• WORK TO COMPLETE: What follows is a block of records; restate each one word for word.

━━━━━━━━

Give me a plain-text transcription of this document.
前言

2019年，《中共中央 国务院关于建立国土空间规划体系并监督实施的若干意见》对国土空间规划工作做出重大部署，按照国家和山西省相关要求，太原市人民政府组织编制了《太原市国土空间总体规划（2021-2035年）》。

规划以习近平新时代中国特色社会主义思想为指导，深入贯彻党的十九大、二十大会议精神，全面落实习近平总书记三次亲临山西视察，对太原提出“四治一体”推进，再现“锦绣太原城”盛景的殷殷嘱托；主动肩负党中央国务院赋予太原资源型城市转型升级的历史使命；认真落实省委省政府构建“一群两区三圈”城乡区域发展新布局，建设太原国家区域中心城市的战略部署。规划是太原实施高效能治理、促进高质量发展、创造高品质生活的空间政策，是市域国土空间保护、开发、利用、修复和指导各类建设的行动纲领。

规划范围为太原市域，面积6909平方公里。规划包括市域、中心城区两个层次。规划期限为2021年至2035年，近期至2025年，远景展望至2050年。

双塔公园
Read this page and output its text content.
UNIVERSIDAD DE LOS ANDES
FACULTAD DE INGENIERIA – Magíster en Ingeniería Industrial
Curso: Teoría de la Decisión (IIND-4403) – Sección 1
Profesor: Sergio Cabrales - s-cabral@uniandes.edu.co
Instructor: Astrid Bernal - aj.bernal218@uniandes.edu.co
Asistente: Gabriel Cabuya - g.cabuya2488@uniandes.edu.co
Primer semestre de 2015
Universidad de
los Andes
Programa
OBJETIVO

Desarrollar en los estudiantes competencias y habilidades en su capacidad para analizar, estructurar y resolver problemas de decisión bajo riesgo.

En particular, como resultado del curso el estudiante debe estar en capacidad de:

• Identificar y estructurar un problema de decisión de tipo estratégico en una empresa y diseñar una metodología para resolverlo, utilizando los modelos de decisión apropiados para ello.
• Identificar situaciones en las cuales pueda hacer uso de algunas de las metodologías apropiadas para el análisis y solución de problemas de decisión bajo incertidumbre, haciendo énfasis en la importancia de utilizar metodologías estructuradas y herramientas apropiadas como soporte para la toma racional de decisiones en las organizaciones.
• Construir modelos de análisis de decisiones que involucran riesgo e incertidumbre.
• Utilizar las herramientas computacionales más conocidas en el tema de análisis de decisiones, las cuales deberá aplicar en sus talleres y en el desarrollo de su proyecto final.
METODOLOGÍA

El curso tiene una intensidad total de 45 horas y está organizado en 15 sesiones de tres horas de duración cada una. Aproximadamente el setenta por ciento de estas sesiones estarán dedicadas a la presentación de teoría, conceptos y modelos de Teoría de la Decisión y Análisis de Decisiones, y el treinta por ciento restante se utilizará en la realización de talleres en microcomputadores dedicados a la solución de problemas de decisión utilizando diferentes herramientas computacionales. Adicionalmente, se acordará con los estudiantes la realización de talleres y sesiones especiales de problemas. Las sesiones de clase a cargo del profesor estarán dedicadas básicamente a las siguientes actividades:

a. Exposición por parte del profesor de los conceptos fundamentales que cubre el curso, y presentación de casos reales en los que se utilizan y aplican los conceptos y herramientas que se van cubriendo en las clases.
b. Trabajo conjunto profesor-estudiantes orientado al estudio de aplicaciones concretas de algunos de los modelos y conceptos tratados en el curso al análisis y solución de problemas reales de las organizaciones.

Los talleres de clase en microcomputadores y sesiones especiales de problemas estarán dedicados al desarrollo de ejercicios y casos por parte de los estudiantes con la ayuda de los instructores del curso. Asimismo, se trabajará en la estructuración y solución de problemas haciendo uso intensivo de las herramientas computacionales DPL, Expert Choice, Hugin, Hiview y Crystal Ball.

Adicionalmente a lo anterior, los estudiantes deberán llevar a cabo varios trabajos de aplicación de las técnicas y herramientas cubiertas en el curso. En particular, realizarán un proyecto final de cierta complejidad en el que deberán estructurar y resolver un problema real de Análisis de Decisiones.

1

━━━━━━━━

• FINISHED ANSWER:
Give me a plain-text transcription of this document.
前言

2019年，《中共中央 国务院关于建立国土空间规划体系并监督实施的若干意见》对国土空间规划工作做出重大部署，按照国家和山西省相关要求，太原市人民政府组织编制了《太原市国土空间总体规划（2021-2035年）》。

规划以习近平新时代中国特色社会主义思想为指导，深入贯彻党的十九大、二十大会议精神，全面落实习近平总书记三次亲临山西视察，对太原提出“四治一体”推进，再现“锦绣太原城”盛景的殷殷嘱托；主动肩负党中央国务院赋予太原资源型城市转型升级的历史使命；认真落实省委省政府构建“一群两区三圈”城乡区域发展新布局，建设太原国家区域中心城市的战略部署。规划是太原实施高效能治理、促进高质量发展、创造高品质生活的空间政策，是市域国土空间保护、开发、利用、修复和指导各类建设的行动纲领。

规划范围为太原市域，面积6909平方公里。规划包括市域、中心城区两个层次。规划期限为2021年至2035年，近期至2025年，远景展望至2050年。

双塔公园
Read this page and output its text content.
UNIVERSIDAD DE LOS ANDES
FACULTAD DE INGENIERIA – Magíster en Ingeniería Industrial
Curso: Teoría de la Decisión (IIND-4403) – Sección 1
Profesor: Sergio Cabrales - s-cabral@uniandes.edu.co
Instructor: Astrid Bernal - aj.bernal218@uniandes.edu.co
Asistente: Gabriel Cabuya - g.cabuya2488@uniandes.edu.co
Primer semestre de 2015
Universidad de
los Andes
Programa
OBJETIVO

Desarrollar en los estudiantes competencias y habilidades en su capacidad para analizar, estructurar y resolver problemas de decisión bajo riesgo.

En particular, como resultado del curso el estudiante debe estar en capacidad de:

• Identificar y estructurar un problema de decisión de tipo estratégico en una empresa y diseñar una metodología para resolverlo, utilizando los modelos de decisión apropiados para ello.
• Identificar situaciones en las cuales pueda hacer uso de algunas de las metodologías apropiadas para el análisis y solución de problemas de decisión bajo incertidumbre, haciendo énfasis en la importancia de utilizar metodologías estructuradas y herramientas apropiadas como soporte para la toma racional de decisiones en las organizaciones.
• Construir modelos de análisis de decisiones que involucran riesgo e incertidumbre.
• Utilizar las herramientas computacionales más conocidas en el tema de análisis de decisiones, las cuales deberá aplicar en sus talleres y en el desarrollo de su proyecto final.
METODOLOGÍA

El curso tiene una intensidad total de 45 horas y está organizado en 15 sesiones de tres horas de duración cada una. Aproximadamente el setenta por ciento de estas sesiones estarán dedicadas a la presentación de teoría, conceptos y modelos de Teoría de la Decisión y Análisis de Decisiones, y el treinta por ciento restante se utilizará en la realización de talleres en microcomputadores dedicados a la solución de problemas de decisión utilizando diferentes herramientas computacionales. Adicionalmente, se acordará con los estudiantes la realización de talleres y sesiones especiales de problemas. Las sesiones de clase a cargo del profesor estarán dedicadas básicamente a las siguientes actividades:

a. Exposición por parte del profesor de los conceptos fundamentales que cubre el curso, y presentación de casos reales en los que se utilizan y aplican los conceptos y herramientas que se van cubriendo en las clases.
b. Trabajo conjunto profesor-estudiantes orientado al estudio de aplicaciones concretas de algunos de los modelos y conceptos tratados en el curso al análisis y solución de problemas reales de las organizaciones.

Los talleres de clase en microcomputadores y sesiones especiales de problemas estarán dedicados al desarrollo de ejercicios y casos por parte de los estudiantes con la ayuda de los instructores del curso. Asimismo, se trabajará en la estructuración y solución de problemas haciendo uso intensivo de las herramientas computacionales DPL, Expert Choice, Hugin, Hiview y Crystal Ball.

Adicionalmente a lo anterior, los estudiantes deberán llevar a cabo varios trabajos de aplicación de las técnicas y herramientas cubiertas en el curso. En particular, realizarán un proyecto final de cierta complejidad en el que deberán estructurar y resolver un problema real de Análisis de Decisiones.

1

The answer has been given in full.